> [What is needed]:
Every entry needs to be printed exactly, please.

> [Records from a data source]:

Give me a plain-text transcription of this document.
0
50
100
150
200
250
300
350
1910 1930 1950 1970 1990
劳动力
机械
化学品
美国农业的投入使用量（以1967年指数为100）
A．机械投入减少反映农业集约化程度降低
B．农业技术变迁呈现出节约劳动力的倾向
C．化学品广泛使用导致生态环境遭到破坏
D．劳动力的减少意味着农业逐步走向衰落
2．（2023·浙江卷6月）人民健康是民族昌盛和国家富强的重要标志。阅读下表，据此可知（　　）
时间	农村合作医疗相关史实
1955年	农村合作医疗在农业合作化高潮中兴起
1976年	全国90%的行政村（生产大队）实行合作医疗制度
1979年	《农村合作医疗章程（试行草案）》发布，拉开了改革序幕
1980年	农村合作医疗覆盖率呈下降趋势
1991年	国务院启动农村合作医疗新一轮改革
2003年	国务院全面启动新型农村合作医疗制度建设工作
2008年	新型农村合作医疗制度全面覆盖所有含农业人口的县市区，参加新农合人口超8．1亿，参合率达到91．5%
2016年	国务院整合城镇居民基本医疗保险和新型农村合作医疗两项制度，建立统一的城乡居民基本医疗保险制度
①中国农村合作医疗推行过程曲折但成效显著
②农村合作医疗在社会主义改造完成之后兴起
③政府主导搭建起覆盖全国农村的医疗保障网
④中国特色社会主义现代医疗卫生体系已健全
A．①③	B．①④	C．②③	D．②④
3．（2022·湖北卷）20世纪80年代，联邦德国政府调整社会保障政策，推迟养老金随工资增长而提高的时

> [Answer to the task]:
Give me a plain-text transcription of this document.
0
50
100
150
200
250
300
350
1910 1930 1950 1970 1990
劳动力
机械
化学品
美国农业的投入使用量（以1967年指数为100）
A．机械投入减少反映农业集约化程度降低
B．农业技术变迁呈现出节约劳动力的倾向
C．化学品广泛使用导致生态环境遭到破坏
D．劳动力的减少意味着农业逐步走向衰落
2．（2023·浙江卷6月）人民健康是民族昌盛和国家富强的重要标志。阅读下表，据此可知（　　）
时间	农村合作医疗相关史实
1955年	农村合作医疗在农业合作化高潮中兴起
1976年	全国90%的行政村（生产大队）实行合作医疗制度
1979年	《农村合作医疗章程（试行草案）》发布，拉开了改革序幕
1980年	农村合作医疗覆盖率呈下降趋势
1991年	国务院启动农村合作医疗新一轮改革
2003年	国务院全面启动新型农村合作医疗制度建设工作
2008年	新型农村合作医疗制度全面覆盖所有含农业人口的县市区，参加新农合人口超8．1亿，参合率达到91．5%
2016年	国务院整合城镇居民基本医疗保险和新型农村合作医疗两项制度，建立统一的城乡居民基本医疗保险制度
①中国农村合作医疗推行过程曲折但成效显著
②农村合作医疗在社会主义改造完成之后兴起
③政府主导搭建起覆盖全国农村的医疗保障网
④中国特色社会主义现代医疗卫生体系已健全
A．①③	B．①④	C．②③	D．②④
3．（2022·湖北卷）20世纪80年代，联邦德国政府调整社会保障政策，推迟养老金随工资增长而提高的时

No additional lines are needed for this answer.